### STATED TASK
From the listing below, copy every line with the word "الذين".

### Items listed in a dataset
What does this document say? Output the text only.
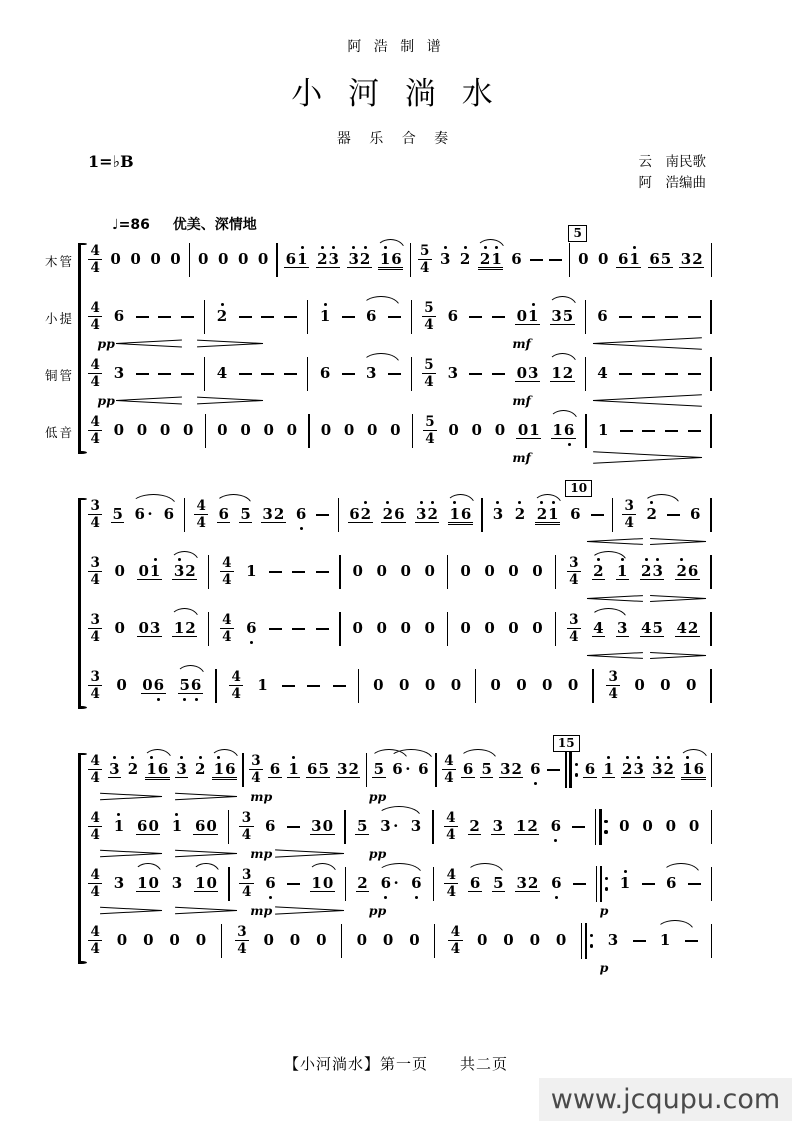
阿 浩 制 谱
小 河 淌 水
器 乐 合 奏
1=♭B	云　南民歌
阿　浩编曲
♩=86 优美、深情地
木管 $\frac{4}{4} 0$ 0 0 0 0 0 0 0 6 1 2 3 3 2 1 $6 \frac{5}{4} 3$ 2 2 1 6	0 0 6 1 6 5 3 2
5
小提 $\frac{4}{4} 6$	2	1 6	$\frac{5}{4} 6$	0 1 3 5 6
pp	mf
铜管 $\frac{4}{4} 3$	4	6 3	$\frac{5}{4} 3$	0 3 1 2 4
pp	mf
低音 $\frac{4}{4} 0$ 0 0 0 0 0 0 0 0 0 0 $0 \frac{5}{4} 0$ 0 0 0 1 1 6 1
mf
$\frac{3}{4} 5$ $6 \cdot 6 \frac{4}{4} 6$ 5 3 2 6	6 2 2 6 3 2 1 6 3 2 2 1 6	$\frac{3}{4} 2$ 6
10
$\frac{3}{4} 0$ 0 1 3 $2 \frac{4}{4} 1$	0 0 0 0 0 0 0 $0 \frac{3}{4} 2$ 1 2 3 2 6
$\frac{3}{4} 0$ 0 3 1 $2 \frac{4}{4} 6$	0 0 0 0 0 0 0 $0 \frac{3}{4} 4$ 3 4 5 4 2
$\frac{3}{4} 0$ 0 6 5 $6 \frac{4}{4} 1$	0 0 0 0 0 0 0 $0 \frac{3}{4} 0$ 0 0
$\frac{4}{4} 3$ 2 1 6 3 2 1 $6 \frac{3}{4} 6$ 1 6 5 3 2 5 $6 \cdot 6 \frac{4}{4} 6$ 5 3 2 6	6 1 2 3 3 2 1 6
mp	pp
15
$\frac{4}{4} 1$ 6 0 1 6 $0 \frac{3}{4} 6$ 3 0 5 $3 \cdot 3 \frac{4}{4} 2$ 3 1 2 6	0 0 0 0
mp	pp
$\frac{4}{4} 3$ 1 0 3 1 $0 \frac{3}{4} 6$ 1 0 2 $6 \cdot 6 \frac{4}{4} 6$ 5 3 2 6	1 6
mp	pp	p
$\frac{4}{4} 0$ 0 0 $0 \frac{3}{4} 0$ 0 0 0 0 $0 \frac{4}{4} 0$ 0 0 0	3	1
p
【小河淌水】第一页　　共二页
www.jcqupu.com
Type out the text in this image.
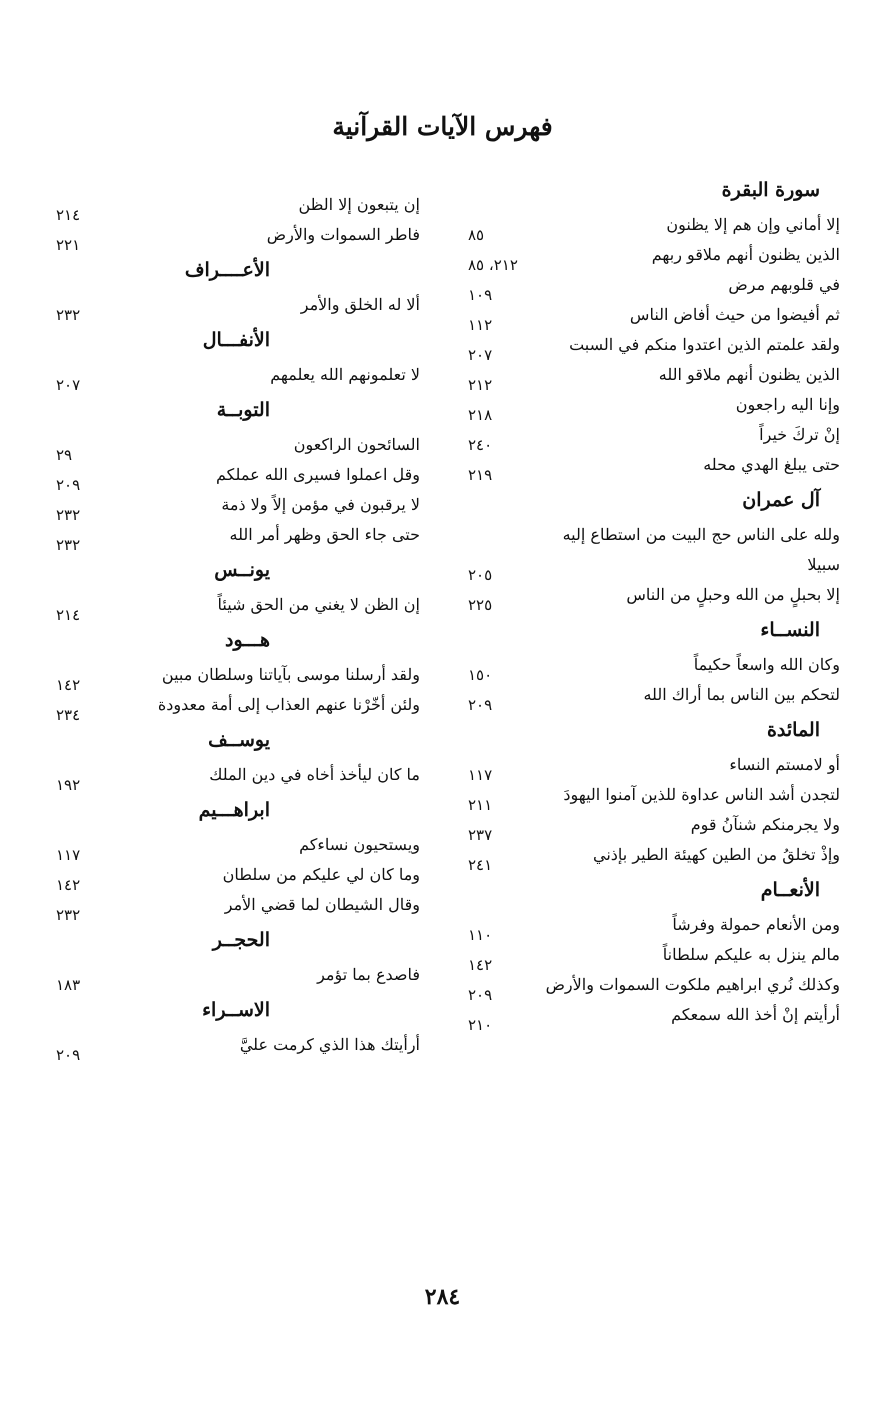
فهرس الآيات القرآنية
سورة البقرة
إلا أماني وإن هم إلا يظنون
٨٥
الذين يظنون أنهم ملاقو ربهم
٢١٢، ٨٥
في قلوبهم مرض
١٠٩
ثم أفيضوا من حيث أفاض الناس
١١٢
ولقد علمتم الذين اعتدوا منكم في السبت
٢٠٧
الذين يظنون أنهم ملاقو الله
٢١٢
وإنا اليه راجعون
٢١٨
إنْ تركَ خيراً
٢٤٠
حتى يبلغ الهدي محله
٢١٩
آل عمران
ولله على الناس حج البيت من استطاع إليه سبيلا
٢٠٥
إلا بحبلٍ من الله وحبلٍ من الناس
٢٢٥
النســاء
وكان الله واسعاً حكيماً
١٥٠
لتحكم بين الناس بما أراك الله
٢٠٩
المائدة
أو لامستم النساء
١١٧
لتجدن أشد الناس عداوة للذين آمنوا اليهودَ
٢١١
ولا يجرمنكم شنآنُ قوم
٢٣٧
وإذْ تخلقُ من الطين كهيئة الطير بإذني
٢٤١
الأنعــام
ومن الأنعام حمولة وفرشاً
١١٠
مالم ينزل به عليكم سلطاناً
١٤٢
وكذلك نُري ابراهيم ملكوت السموات والأرض
٢٠٩
أرأيتم إنْ أخذ الله سمعكم
٢١٠
إن يتبعون إلا الظن
٢١٤
فاطر السموات والأرض
٢٢١
الأعــــراف
ألا له الخلق والأمر
٢٣٢
الأنفـــال
لا تعلمونهم الله يعلمهم
٢٠٧
التوبــة
السائحون الراكعون
٢٩
وقل اعملوا فسيرى الله عملكم
٢٠٩
لا يرقبون في مؤمن إلاً ولا ذمة
٢٣٢
حتى جاء الحق وظهر أمر الله
٢٣٢
يونــس
إن الظن لا يغني من الحق شيئاً
٢١٤
هـــود
ولقد أرسلنا موسى بآياتنا وسلطان مبين
١٤٢
ولئن أخّرْنا عنهم العذاب إلى أمة معدودة
٢٣٤
يوســف
ما كان ليأخذ أخاه في دين الملك
١٩٢
ابراهـــيم
ويستحيون نساءكم
١١٧
وما كان لي عليكم من سلطان
١٤٢
وقال الشيطان لما قضي الأمر
٢٣٢
الحجــر
فاصدع بما تؤمر
١٨٣
الاســراء
أرأيتك هذا الذي كرمت عليَّ
٢٠٩
٢٨٤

### OUTPUT OF THE EXERCISE
الذين يظنون أنهم ملاقو ربهم
ولقد علمتم الذين اعتدوا منكم في السبت
الذين يظنون أنهم ملاقو الله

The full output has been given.